> [DATA RECORDS]
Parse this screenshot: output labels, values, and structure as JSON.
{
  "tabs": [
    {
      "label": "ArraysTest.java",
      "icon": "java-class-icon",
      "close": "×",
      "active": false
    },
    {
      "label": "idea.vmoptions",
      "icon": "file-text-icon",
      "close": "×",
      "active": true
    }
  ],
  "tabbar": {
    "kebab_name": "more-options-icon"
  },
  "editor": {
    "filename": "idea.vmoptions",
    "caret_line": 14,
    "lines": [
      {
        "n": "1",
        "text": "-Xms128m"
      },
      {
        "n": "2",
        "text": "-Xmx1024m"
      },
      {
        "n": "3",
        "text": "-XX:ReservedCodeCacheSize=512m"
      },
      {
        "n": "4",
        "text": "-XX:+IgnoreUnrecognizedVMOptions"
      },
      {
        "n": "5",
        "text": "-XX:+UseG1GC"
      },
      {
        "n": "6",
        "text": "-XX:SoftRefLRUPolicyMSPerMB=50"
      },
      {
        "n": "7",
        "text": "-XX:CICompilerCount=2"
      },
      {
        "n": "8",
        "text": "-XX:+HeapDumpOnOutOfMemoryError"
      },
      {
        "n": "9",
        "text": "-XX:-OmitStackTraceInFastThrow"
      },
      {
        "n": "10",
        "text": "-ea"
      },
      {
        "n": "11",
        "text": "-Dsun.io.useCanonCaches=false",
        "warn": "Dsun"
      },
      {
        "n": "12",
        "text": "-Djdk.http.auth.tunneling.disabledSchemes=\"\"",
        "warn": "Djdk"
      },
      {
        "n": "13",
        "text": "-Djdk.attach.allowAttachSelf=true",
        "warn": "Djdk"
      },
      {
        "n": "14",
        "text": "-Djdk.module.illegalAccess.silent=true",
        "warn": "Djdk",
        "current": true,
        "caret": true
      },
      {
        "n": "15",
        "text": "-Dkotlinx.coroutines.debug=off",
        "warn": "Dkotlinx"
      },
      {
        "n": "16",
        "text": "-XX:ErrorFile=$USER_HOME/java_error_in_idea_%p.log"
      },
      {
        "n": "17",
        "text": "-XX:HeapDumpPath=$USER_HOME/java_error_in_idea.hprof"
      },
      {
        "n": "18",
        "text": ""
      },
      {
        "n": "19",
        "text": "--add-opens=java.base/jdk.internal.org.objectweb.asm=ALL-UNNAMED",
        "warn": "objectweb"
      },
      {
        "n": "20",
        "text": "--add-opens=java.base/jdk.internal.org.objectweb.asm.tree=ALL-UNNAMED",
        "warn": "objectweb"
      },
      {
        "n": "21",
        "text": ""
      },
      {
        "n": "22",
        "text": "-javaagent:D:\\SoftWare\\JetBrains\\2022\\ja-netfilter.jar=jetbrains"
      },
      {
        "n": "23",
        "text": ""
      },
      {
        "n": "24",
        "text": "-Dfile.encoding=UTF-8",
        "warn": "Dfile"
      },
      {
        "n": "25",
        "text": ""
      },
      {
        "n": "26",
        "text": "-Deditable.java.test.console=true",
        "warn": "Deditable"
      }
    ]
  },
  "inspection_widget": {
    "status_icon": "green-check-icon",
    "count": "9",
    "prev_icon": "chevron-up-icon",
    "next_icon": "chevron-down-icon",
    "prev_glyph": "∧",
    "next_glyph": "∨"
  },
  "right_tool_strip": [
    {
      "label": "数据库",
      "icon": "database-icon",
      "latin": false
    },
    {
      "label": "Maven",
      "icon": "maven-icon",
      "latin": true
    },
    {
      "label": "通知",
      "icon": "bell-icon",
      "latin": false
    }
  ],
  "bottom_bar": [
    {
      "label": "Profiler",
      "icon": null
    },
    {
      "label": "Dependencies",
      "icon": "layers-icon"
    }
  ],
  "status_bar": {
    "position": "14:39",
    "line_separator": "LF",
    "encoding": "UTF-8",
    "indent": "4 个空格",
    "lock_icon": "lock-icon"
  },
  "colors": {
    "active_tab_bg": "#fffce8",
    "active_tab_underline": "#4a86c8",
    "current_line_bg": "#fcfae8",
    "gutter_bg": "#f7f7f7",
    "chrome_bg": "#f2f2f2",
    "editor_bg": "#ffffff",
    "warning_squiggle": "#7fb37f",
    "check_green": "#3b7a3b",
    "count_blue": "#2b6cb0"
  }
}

> [WRITTEN REQUEST] Copy every record exactly as presented.

> [EXERCISE RESPONSE]
Parse this screenshot: output labels, values, and structure as JSON.
{
  "tabs": [
    {
      "label": "ArraysTest.java",
      "icon": "java-class-icon",
      "close": "×",
      "active": false
    },
    {
      "label": "idea.vmoptions",
      "icon": "file-text-icon",
      "close": "×",
      "active": true
    }
  ],
  "tabbar": {
    "kebab_name": "more-options-icon"
  },
  "editor": {
    "filename": "idea.vmoptions",
    "caret_line": 14,
    "lines": [
      {
        "n": "1",
        "text": "-Xms128m"
      },
      {
        "n": "2",
        "text": "-Xmx1024m"
      },
      {
        "n": "3",
        "text": "-XX:ReservedCodeCacheSize=512m"
      },
      {
        "n": "4",
        "text": "-XX:+IgnoreUnrecognizedVMOptions"
      },
      {
        "n": "5",
        "text": "-XX:+UseG1GC"
      },
      {
        "n": "6",
        "text": "-XX:SoftRefLRUPolicyMSPerMB=50"
      },
      {
        "n": "7",
        "text": "-XX:CICompilerCount=2"
      },
      {
        "n": "8",
        "text": "-XX:+HeapDumpOnOutOfMemoryError"
      },
      {
        "n": "9",
        "text": "-XX:-OmitStackTraceInFastThrow"
      },
      {
        "n": "10",
        "text": "-ea"
      },
      {
        "n": "11",
        "text": "-Dsun.io.useCanonCaches=false",
        "warn": "Dsun"
      },
      {
        "n": "12",
        "text": "-Djdk.http.auth.tunneling.disabledSchemes=\"\"",
        "warn": "Djdk"
      },
      {
        "n": "13",
        "text": "-Djdk.attach.allowAttachSelf=true",
        "warn": "Djdk"
      },
      {
        "n": "14",
        "text": "-Djdk.module.illegalAccess.silent=true",
        "warn": "Djdk",
        "current": true,
        "caret": true
      },
      {
        "n": "15",
        "text": "-Dkotlinx.coroutines.debug=off",
        "warn": "Dkotlinx"
      },
      {
        "n": "16",
        "text": "-XX:ErrorFile=$USER_HOME/java_error_in_idea_%p.log"
      },
      {
        "n": "17",
        "text": "-XX:HeapDumpPath=$USER_HOME/java_error_in_idea.hprof"
      },
      {
        "n": "18",
        "text": ""
      },
      {
        "n": "19",
        "text": "--add-opens=java.base/jdk.internal.org.objectweb.asm=ALL-UNNAMED",
        "warn": "objectweb"
      },
      {
        "n": "20",
        "text": "--add-opens=java.base/jdk.internal.org.objectweb.asm.tree=ALL-UNNAMED",
        "warn": "objectweb"
      },
      {
        "n": "21",
        "text": ""
      },
      {
        "n": "22",
        "text": "-javaagent:D:\\SoftWare\\JetBrains\\2022\\ja-netfilter.jar=jetbrains"
      },
      {
        "n": "23",
        "text": ""
      },
      {
        "n": "24",
        "text": "-Dfile.encoding=UTF-8",
        "warn": "Dfile"
      },
      {
        "n": "25",
        "text": ""
      },
      {
        "n": "26",
        "text": "-Deditable.java.test.console=true",
        "warn": "Deditable"
      }
    ]
  },
  "inspection_widget": {
    "status_icon": "green-check-icon",
    "count": "9",
    "prev_icon": "chevron-up-icon",
    "next_icon": "chevron-down-icon",
    "prev_glyph": "∧",
    "next_glyph": "∨"
  },
  "right_tool_strip": [
    {
      "label": "数据库",
      "icon": "database-icon",
      "latin": false
    },
    {
      "label": "Maven",
      "icon": "maven-icon",
      "latin": true
    },
    {
      "label": "通知",
      "icon": "bell-icon",
      "latin": false
    }
  ],
  "bottom_bar": [
    {
      "label": "Profiler",
      "icon": null
    },
    {
      "label": "Dependencies",
      "icon": "layers-icon"
    }
  ],
  "status_bar": {
    "position": "14:39",
    "line_separator": "LF",
    "encoding": "UTF-8",
    "indent": "4 个空格",
    "lock_icon": "lock-icon"
  },
  "colors": {
    "active_tab_bg": "#fffce8",
    "active_tab_underline": "#4a86c8",
    "current_line_bg": "#fcfae8",
    "gutter_bg": "#f7f7f7",
    "chrome_bg": "#f2f2f2",
    "editor_bg": "#ffffff",
    "warning_squiggle": "#7fb37f",
    "check_green": "#3b7a3b",
    "count_blue": "#2b6cb0"
  }
}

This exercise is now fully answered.